(Given request):
Exactly repeat the material, dropping only the pictures.

(Data provided):
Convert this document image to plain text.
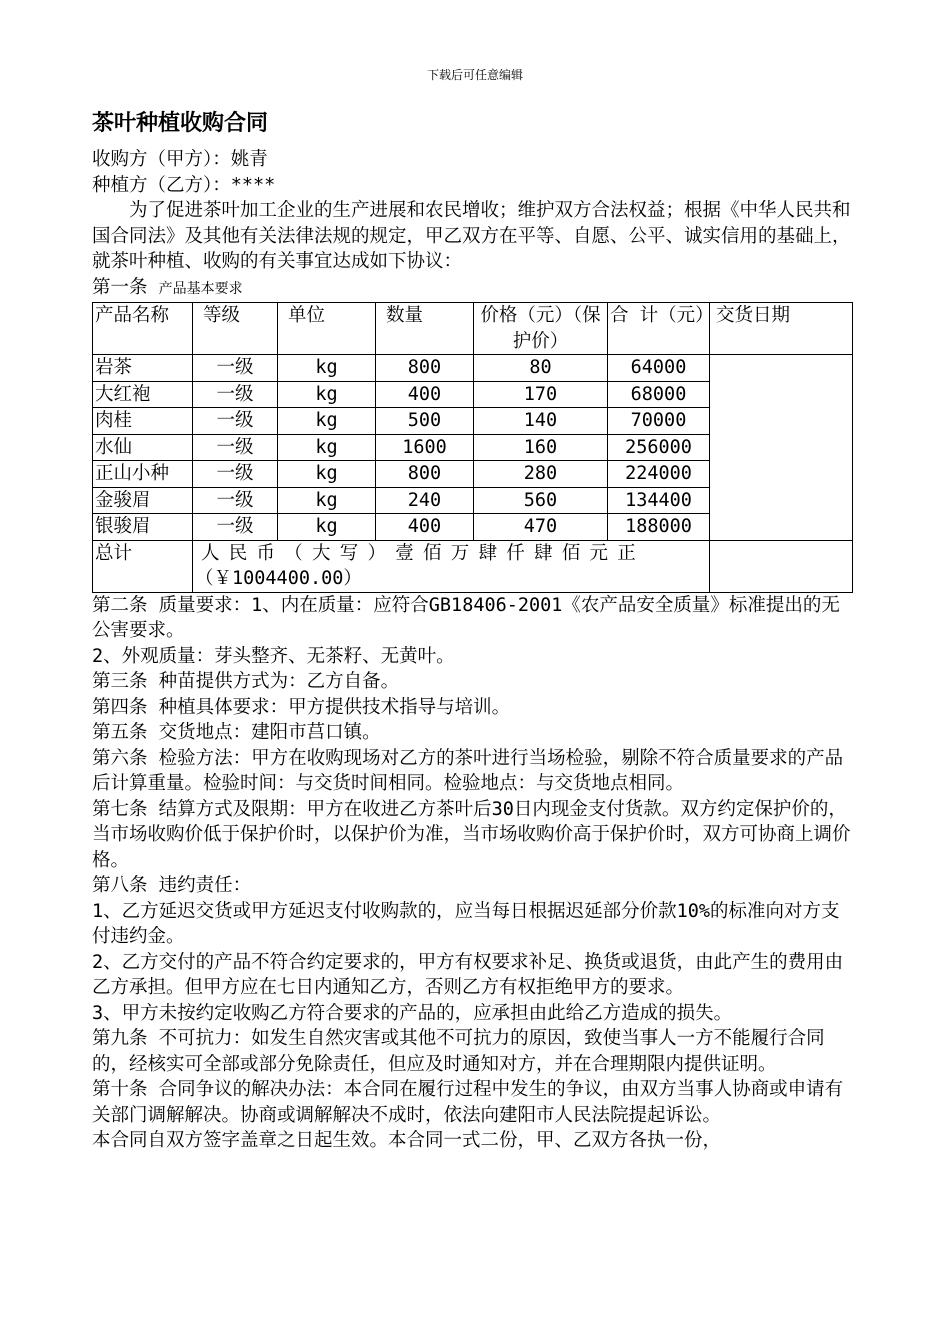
下载后可任意编辑
茶叶种植收购合同

收购方（甲方）：姚青

种植方（乙方）：****

为了促进茶叶加工企业的生产进展和农民增收；维护双方合法权益；根据《中华人民共和国合同法》及其他有关法律法规的规定，甲乙双方在平等、自愿、公平、诚实信用的基础上，就茶叶种植、收购的有关事宜达成如下协议：

第一条 产品基本要求

产品名称	等级	单位	数量	价格（元）（保护价）	合 计（元）	交货日期
岩茶	一级	kg	800	80	64000	
大红袍	一级	kg	400	170	68000	
肉桂	一级	kg	500	140	70000	
水仙	一级	kg	1600	160	256000	
正山小种	一级	kg	800	280	224000	
金骏眉	一级	kg	240	560	134400	
银骏眉	一级	kg	400	470	188000	
总计	人民币（大写）壹佰万肆仟肆佰元正
（￥1004400.00）					

第二条 质量要求：1、内在质量：应符合GB18406-2001《农产品安全质量》标准提出的无公害要求。

2、外观质量：芽头整齐、无茶籽、无黄叶。

第三条 种苗提供方式为：乙方自备。

第四条 种植具体要求：甲方提供技术指导与培训。

第五条 交货地点：建阳市莒口镇。

第六条 检验方法：甲方在收购现场对乙方的茶叶进行当场检验，剔除不符合质量要求的产品后计算重量。检验时间：与交货时间相同。检验地点：与交货地点相同。

第七条 结算方式及限期：甲方在收进乙方茶叶后30日内现金支付货款。双方约定保护价的，当市场收购价低于保护价时，以保护价为准，当市场收购价高于保护价时，双方可协商上调价格。

第八条 违约责任：

1、乙方延迟交货或甲方延迟支付收购款的，应当每日根据迟延部分价款10%的标准向对方支付违约金。

2、乙方交付的产品不符合约定要求的，甲方有权要求补足、换货或退货，由此产生的费用由乙方承担。但甲方应在七日内通知乙方，否则乙方有权拒绝甲方的要求。

3、甲方未按约定收购乙方符合要求的产品的，应承担由此给乙方造成的损失。

第九条 不可抗力：如发生自然灾害或其他不可抗力的原因，致使当事人一方不能履行合同的，经核实可全部或部分免除责任，但应及时通知对方，并在合理期限内提供证明。

第十条 合同争议的解决办法：本合同在履行过程中发生的争议，由双方当事人协商或申请有关部门调解解决。协商或调解解决不成时，依法向建阳市人民法院提起诉讼。

本合同自双方签字盖章之日起生效。本合同一式二份，甲、乙双方各执一份，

(Output of the task):
Convert this document image to plain text.
下载后可任意编辑
茶叶种植收购合同

收购方（甲方）：姚青

种植方（乙方）：****

为了促进茶叶加工企业的生产进展和农民增收；维护双方合法权益；根据《中华人民共和国合同法》及其他有关法律法规的规定，甲乙双方在平等、自愿、公平、诚实信用的基础上，就茶叶种植、收购的有关事宜达成如下协议：

第一条 产品基本要求

产品名称	等级	单位	数量	价格（元）（保护价）	合 计（元）	交货日期
岩茶	一级	kg	800	80	64000	
大红袍	一级	kg	400	170	68000	
肉桂	一级	kg	500	140	70000	
水仙	一级	kg	1600	160	256000	
正山小种	一级	kg	800	280	224000	
金骏眉	一级	kg	240	560	134400	
银骏眉	一级	kg	400	470	188000	
总计	人民币（大写）壹佰万肆仟肆佰元正
（￥1004400.00）					

第二条 质量要求：1、内在质量：应符合GB18406-2001《农产品安全质量》标准提出的无公害要求。

2、外观质量：芽头整齐、无茶籽、无黄叶。

第三条 种苗提供方式为：乙方自备。

第四条 种植具体要求：甲方提供技术指导与培训。

第五条 交货地点：建阳市莒口镇。

第六条 检验方法：甲方在收购现场对乙方的茶叶进行当场检验，剔除不符合质量要求的产品后计算重量。检验时间：与交货时间相同。检验地点：与交货地点相同。

第七条 结算方式及限期：甲方在收进乙方茶叶后30日内现金支付货款。双方约定保护价的，当市场收购价低于保护价时，以保护价为准，当市场收购价高于保护价时，双方可协商上调价格。

第八条 违约责任：

1、乙方延迟交货或甲方延迟支付收购款的，应当每日根据迟延部分价款10%的标准向对方支付违约金。

2、乙方交付的产品不符合约定要求的，甲方有权要求补足、换货或退货，由此产生的费用由乙方承担。但甲方应在七日内通知乙方，否则乙方有权拒绝甲方的要求。

3、甲方未按约定收购乙方符合要求的产品的，应承担由此给乙方造成的损失。

第九条 不可抗力：如发生自然灾害或其他不可抗力的原因，致使当事人一方不能履行合同的，经核实可全部或部分免除责任，但应及时通知对方，并在合理期限内提供证明。

第十条 合同争议的解决办法：本合同在履行过程中发生的争议，由双方当事人协商或申请有关部门调解解决。协商或调解解决不成时，依法向建阳市人民法院提起诉讼。

本合同自双方签字盖章之日起生效。本合同一式二份，甲、乙双方各执一份，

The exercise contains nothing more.